#### Given passage:
Segment Open
Get Build Output From Other Projects With MSBuild

build comments edit

In making a package similar to the NuGet.Server package, I had a need to, from one project in the solution, get the list of build output assemblies from other projects in the same solution.

That is, in a solution like:

  • MySolution.sln
    • Server.csproj
    • Project1.csproj
    • Project2.csproj

…from the Server.csproj I wanted to get the build output assembly paths for the Project1.csproj and Project2.csproj projects.

The technically correct solution is sort of complicated and Sayed Ibrahim Hashimi has documented it on his blog. The problem with the technically correct solution is that it requires you to invoke a build on the target projects.

That build step was causing no end of trouble. Projects were re-running AfterBuild actions, code was getting regenerated at inopportune times, cats and dogs living together - mass hysteria.

I came up with a different way to get the build outputs that is less technically correct but gets the job done and doesn’t require you to invoke a build on the target projects.
Segment Closed
#### Data extract:
Segment Open
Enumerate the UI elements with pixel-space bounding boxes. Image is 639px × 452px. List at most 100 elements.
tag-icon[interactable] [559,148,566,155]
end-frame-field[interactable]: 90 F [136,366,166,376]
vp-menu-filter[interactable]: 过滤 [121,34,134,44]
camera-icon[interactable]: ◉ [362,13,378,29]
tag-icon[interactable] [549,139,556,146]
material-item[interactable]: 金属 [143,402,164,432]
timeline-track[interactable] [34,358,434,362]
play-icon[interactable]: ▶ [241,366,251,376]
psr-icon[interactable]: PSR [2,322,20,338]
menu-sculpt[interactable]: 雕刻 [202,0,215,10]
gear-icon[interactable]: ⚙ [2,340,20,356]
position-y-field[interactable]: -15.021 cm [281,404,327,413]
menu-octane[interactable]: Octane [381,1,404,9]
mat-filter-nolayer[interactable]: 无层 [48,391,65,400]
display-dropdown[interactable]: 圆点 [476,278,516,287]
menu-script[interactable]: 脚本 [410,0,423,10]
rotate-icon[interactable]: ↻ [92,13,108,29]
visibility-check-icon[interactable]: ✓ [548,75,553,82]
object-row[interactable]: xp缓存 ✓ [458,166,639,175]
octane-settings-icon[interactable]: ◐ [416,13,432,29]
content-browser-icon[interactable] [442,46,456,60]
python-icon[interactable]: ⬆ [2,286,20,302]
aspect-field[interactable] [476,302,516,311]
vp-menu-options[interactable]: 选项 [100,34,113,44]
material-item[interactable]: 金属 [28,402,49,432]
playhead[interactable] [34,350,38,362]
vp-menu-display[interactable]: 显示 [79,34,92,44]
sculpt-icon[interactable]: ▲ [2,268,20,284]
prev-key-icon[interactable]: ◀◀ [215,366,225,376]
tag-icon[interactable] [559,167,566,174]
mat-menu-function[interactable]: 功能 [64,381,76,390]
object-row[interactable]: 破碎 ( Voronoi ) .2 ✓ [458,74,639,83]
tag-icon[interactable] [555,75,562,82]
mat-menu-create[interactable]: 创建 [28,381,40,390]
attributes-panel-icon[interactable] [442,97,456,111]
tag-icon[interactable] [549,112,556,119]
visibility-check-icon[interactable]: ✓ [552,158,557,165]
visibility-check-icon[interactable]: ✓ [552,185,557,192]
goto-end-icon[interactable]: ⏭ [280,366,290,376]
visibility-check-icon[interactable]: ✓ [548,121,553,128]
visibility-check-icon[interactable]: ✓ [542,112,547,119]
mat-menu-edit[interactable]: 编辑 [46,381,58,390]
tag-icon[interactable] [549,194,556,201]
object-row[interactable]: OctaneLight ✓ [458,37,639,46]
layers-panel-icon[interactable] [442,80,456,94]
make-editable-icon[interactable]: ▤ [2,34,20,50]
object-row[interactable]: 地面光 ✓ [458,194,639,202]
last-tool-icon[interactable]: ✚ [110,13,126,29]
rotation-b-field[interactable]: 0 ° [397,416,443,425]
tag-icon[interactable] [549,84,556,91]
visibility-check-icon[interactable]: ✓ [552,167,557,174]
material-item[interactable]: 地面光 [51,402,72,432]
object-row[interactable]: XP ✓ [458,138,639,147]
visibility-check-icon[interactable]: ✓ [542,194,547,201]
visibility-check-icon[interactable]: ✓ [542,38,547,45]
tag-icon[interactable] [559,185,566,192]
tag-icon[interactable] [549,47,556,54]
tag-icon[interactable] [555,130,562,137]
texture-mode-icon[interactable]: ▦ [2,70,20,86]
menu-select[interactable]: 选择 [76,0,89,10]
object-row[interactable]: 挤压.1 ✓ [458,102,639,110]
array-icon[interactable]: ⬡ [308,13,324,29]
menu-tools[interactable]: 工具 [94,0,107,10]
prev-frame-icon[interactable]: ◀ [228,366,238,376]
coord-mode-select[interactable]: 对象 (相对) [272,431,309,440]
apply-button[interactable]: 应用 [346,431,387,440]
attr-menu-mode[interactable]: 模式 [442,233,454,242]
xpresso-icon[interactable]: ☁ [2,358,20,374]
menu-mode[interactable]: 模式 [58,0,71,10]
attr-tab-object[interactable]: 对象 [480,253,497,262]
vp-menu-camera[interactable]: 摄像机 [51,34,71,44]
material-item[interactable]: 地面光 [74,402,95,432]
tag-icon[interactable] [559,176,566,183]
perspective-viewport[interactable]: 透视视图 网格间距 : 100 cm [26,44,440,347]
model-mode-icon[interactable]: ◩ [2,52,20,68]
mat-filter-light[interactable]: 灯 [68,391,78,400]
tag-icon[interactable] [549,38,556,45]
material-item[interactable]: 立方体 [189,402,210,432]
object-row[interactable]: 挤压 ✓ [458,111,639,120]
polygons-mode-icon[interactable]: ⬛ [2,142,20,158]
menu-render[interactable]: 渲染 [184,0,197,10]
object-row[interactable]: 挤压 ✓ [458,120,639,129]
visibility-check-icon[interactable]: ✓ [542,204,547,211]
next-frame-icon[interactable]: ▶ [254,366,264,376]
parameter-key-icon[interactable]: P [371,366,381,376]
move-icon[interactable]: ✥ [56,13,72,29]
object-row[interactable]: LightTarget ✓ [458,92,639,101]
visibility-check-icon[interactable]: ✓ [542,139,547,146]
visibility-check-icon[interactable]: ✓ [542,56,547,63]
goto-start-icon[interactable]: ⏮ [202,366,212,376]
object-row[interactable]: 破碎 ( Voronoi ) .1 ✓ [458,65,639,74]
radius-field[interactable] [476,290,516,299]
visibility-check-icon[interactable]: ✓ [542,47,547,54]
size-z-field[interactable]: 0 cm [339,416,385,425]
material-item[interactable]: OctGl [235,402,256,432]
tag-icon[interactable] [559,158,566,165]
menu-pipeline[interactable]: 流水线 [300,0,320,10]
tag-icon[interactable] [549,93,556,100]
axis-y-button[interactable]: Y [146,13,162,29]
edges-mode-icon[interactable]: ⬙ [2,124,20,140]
Segment Closed
#### Problem to solve:
According to the MSBuild post, what does the technically correct solution require you to do? Rely only on the MSBuild post, not on the listing.

#### Result of the task:
It requires you to invoke a build on the target projects.